-- WORK REQUEST --
Scan the entries below. Return every line that includes "duplicate".

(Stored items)
________

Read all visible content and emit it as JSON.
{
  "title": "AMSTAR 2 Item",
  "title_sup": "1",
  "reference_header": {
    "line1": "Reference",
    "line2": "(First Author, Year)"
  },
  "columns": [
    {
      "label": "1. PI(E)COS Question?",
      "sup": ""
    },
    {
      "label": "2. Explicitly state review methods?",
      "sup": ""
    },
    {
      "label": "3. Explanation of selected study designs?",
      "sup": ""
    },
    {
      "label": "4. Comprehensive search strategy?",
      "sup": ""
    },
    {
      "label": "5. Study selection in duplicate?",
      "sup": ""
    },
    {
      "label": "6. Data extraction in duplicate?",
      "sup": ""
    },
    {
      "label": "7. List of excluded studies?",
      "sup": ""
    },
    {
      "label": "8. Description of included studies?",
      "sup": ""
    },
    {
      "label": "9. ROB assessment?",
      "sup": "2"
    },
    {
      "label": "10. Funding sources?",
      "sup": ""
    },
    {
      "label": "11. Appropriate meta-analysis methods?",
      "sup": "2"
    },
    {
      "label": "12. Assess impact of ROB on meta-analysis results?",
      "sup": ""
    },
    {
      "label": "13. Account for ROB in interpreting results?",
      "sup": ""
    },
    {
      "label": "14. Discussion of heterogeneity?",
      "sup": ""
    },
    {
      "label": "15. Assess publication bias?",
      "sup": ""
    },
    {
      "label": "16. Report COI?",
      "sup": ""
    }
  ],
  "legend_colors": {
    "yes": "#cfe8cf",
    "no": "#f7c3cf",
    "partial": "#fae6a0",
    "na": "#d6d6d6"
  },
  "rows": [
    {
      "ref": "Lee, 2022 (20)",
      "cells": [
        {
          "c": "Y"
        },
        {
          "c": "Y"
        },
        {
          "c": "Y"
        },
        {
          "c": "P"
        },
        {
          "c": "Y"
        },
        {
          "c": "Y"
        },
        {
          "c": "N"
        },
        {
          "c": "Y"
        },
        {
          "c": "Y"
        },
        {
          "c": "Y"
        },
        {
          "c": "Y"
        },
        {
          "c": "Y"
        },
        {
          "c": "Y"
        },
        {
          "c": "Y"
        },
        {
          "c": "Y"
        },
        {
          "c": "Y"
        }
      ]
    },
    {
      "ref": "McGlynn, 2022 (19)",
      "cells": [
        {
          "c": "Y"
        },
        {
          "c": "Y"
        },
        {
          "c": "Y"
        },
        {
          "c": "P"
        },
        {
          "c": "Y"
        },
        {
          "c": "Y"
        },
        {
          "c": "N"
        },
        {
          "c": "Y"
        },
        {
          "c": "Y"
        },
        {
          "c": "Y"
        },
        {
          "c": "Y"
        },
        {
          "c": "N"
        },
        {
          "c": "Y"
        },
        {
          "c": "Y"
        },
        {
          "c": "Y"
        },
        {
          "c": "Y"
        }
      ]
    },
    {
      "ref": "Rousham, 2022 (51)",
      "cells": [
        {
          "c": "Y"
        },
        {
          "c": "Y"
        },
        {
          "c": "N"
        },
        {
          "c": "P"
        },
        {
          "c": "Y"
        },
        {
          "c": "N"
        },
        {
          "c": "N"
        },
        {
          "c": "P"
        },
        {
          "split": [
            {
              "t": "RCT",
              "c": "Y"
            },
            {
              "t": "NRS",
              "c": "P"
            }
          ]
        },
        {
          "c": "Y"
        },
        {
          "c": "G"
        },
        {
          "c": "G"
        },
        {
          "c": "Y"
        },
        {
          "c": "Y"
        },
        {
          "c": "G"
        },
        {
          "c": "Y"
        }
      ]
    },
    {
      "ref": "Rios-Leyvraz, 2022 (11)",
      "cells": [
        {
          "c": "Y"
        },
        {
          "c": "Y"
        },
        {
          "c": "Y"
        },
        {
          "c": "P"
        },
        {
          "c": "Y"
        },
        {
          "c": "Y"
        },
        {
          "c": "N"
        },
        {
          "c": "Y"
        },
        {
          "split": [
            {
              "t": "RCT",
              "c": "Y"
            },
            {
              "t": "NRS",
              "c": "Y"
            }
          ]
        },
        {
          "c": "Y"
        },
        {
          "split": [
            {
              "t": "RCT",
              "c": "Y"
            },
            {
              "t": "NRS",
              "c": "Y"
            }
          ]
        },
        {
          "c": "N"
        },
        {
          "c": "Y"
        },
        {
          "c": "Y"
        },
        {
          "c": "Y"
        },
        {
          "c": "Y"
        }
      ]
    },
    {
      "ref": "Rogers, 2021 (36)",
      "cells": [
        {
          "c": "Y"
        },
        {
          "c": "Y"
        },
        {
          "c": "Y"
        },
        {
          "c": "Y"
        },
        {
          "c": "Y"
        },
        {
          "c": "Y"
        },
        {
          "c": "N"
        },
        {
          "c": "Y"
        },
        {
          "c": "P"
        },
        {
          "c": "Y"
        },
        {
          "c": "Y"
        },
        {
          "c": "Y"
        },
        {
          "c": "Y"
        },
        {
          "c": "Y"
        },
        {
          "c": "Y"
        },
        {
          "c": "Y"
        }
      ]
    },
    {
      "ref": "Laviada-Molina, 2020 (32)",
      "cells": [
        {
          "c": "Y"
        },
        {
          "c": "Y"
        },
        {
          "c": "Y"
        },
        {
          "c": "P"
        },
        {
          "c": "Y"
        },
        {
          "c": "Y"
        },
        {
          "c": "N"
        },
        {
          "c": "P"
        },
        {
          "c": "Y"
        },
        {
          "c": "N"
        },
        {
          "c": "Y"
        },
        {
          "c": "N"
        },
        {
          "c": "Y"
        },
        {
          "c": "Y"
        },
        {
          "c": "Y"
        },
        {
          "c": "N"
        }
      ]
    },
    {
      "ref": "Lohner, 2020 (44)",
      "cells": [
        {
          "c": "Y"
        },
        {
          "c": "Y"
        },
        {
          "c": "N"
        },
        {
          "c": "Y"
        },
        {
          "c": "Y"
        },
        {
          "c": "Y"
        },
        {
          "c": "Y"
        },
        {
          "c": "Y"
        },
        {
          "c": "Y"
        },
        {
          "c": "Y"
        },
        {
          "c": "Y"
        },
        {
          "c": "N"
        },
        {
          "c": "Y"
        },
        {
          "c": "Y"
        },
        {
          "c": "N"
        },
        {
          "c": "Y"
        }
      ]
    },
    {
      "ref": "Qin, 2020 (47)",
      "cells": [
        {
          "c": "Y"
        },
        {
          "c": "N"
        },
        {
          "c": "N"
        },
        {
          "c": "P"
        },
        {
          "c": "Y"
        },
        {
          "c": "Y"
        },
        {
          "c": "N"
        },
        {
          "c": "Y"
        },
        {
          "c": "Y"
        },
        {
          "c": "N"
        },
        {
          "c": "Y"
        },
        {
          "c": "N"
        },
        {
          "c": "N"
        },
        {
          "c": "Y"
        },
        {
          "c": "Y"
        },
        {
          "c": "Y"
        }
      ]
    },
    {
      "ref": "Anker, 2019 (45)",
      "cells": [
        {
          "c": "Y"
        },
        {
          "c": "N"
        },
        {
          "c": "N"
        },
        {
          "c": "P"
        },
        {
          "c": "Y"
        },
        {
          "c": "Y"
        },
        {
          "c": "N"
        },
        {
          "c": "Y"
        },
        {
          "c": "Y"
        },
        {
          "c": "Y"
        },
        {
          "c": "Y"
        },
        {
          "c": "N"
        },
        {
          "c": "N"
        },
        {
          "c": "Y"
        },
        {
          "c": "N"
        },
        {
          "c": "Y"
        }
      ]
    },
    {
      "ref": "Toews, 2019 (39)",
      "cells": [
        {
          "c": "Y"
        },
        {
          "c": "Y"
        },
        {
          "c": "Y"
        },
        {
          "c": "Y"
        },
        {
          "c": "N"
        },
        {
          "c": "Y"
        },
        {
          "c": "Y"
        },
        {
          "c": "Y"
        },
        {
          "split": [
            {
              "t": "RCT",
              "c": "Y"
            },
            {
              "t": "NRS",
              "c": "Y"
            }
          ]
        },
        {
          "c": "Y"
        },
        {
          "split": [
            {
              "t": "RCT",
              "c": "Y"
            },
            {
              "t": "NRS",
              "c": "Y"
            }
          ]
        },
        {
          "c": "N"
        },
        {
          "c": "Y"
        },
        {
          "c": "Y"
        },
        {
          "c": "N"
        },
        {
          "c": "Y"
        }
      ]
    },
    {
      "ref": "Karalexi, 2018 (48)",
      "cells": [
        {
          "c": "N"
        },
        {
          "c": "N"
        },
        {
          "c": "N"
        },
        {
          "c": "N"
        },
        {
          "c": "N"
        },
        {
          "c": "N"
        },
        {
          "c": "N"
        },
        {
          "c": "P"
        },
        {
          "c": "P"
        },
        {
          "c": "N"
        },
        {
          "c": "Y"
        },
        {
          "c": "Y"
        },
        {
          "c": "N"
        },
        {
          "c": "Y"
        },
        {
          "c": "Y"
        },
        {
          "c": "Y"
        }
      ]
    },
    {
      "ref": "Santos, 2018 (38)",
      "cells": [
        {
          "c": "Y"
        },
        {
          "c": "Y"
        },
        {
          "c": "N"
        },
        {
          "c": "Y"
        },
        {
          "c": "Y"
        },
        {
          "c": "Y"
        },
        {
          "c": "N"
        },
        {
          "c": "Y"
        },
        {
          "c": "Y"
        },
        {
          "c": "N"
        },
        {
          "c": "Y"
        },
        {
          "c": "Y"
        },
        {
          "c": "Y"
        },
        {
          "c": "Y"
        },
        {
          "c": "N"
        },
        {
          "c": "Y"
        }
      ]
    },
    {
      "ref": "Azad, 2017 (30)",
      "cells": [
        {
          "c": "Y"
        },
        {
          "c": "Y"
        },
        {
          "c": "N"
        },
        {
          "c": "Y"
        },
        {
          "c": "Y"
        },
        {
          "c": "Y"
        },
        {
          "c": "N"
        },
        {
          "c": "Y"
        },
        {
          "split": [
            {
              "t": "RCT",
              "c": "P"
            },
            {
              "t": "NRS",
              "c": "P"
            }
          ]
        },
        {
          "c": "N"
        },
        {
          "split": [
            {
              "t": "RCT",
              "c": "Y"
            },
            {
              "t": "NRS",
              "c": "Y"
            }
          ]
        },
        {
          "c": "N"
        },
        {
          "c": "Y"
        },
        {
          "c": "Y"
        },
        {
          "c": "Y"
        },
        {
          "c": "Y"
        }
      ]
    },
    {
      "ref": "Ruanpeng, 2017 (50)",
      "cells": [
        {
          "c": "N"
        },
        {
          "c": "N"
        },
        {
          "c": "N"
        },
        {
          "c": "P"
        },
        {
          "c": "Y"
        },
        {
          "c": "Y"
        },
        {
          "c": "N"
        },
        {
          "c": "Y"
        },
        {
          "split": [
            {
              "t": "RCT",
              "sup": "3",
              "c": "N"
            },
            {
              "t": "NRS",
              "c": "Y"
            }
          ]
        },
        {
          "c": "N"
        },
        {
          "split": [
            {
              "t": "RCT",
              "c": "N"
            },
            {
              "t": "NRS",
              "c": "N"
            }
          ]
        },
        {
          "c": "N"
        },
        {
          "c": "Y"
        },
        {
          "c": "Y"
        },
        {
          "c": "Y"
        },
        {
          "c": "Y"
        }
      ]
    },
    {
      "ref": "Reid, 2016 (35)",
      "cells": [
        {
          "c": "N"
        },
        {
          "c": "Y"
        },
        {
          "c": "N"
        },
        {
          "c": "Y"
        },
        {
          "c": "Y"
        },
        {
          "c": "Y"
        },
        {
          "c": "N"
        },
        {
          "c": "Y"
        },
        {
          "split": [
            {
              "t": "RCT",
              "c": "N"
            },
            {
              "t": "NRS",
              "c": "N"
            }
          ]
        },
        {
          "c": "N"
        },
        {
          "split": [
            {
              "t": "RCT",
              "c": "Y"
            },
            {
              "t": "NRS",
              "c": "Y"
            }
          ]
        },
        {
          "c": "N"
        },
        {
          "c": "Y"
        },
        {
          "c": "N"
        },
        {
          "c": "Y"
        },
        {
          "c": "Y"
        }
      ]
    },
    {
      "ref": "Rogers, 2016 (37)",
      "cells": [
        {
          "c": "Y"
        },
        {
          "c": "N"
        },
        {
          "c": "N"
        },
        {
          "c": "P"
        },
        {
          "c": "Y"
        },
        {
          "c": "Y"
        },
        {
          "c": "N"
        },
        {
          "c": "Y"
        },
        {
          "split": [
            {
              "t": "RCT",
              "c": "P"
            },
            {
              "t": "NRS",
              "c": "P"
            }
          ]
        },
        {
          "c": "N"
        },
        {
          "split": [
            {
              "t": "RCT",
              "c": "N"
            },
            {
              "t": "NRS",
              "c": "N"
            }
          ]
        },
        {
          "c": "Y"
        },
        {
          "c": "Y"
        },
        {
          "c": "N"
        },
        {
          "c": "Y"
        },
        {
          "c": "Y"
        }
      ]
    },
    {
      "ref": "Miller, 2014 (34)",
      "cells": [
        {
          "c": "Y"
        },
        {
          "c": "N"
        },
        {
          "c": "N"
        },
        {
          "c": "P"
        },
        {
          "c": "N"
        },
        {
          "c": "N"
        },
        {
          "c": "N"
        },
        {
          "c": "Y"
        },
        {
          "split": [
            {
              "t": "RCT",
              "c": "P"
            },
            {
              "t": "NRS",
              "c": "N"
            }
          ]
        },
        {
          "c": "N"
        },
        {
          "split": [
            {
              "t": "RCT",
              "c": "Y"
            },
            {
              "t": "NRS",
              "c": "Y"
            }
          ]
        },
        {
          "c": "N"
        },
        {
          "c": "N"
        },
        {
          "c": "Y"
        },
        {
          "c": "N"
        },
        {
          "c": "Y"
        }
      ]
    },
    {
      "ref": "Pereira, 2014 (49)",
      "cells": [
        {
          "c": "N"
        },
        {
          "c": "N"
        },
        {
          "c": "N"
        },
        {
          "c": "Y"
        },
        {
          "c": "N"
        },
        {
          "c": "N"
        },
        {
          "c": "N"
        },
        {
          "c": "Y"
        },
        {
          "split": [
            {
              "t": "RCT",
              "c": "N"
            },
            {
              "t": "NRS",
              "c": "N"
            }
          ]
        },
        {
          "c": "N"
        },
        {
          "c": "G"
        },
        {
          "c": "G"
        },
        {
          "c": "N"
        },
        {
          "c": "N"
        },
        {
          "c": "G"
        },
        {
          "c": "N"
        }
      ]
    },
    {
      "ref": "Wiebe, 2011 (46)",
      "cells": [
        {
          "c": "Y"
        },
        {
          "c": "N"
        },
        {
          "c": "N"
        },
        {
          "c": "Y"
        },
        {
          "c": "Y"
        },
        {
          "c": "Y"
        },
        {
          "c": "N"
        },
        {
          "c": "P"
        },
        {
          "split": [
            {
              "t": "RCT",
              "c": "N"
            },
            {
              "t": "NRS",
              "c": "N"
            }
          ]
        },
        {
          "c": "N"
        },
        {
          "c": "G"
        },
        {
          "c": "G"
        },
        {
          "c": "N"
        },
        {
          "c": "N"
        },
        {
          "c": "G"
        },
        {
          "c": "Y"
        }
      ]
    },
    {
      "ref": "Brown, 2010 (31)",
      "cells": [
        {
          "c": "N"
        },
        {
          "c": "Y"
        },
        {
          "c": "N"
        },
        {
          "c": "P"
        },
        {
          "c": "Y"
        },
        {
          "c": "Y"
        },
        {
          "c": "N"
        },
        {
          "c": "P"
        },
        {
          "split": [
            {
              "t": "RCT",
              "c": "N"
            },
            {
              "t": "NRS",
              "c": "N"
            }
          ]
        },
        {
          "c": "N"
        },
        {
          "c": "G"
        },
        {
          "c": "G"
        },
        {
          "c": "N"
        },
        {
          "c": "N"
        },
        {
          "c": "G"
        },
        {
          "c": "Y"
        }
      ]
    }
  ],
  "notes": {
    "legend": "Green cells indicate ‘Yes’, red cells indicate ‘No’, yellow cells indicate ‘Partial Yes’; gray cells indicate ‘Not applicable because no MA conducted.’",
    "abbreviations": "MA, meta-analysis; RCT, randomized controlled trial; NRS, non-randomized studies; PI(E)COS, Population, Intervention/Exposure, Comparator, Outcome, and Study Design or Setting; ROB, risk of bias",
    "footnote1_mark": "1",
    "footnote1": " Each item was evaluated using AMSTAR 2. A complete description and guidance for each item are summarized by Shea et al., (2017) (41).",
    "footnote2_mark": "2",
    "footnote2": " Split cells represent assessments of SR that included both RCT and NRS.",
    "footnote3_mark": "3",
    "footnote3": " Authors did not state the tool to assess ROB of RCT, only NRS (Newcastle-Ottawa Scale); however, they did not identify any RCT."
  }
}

________

-- RESPONSE BELOW --
      "label": "5. Study selection in duplicate?",
      "label": "6. Data extraction in duplicate?",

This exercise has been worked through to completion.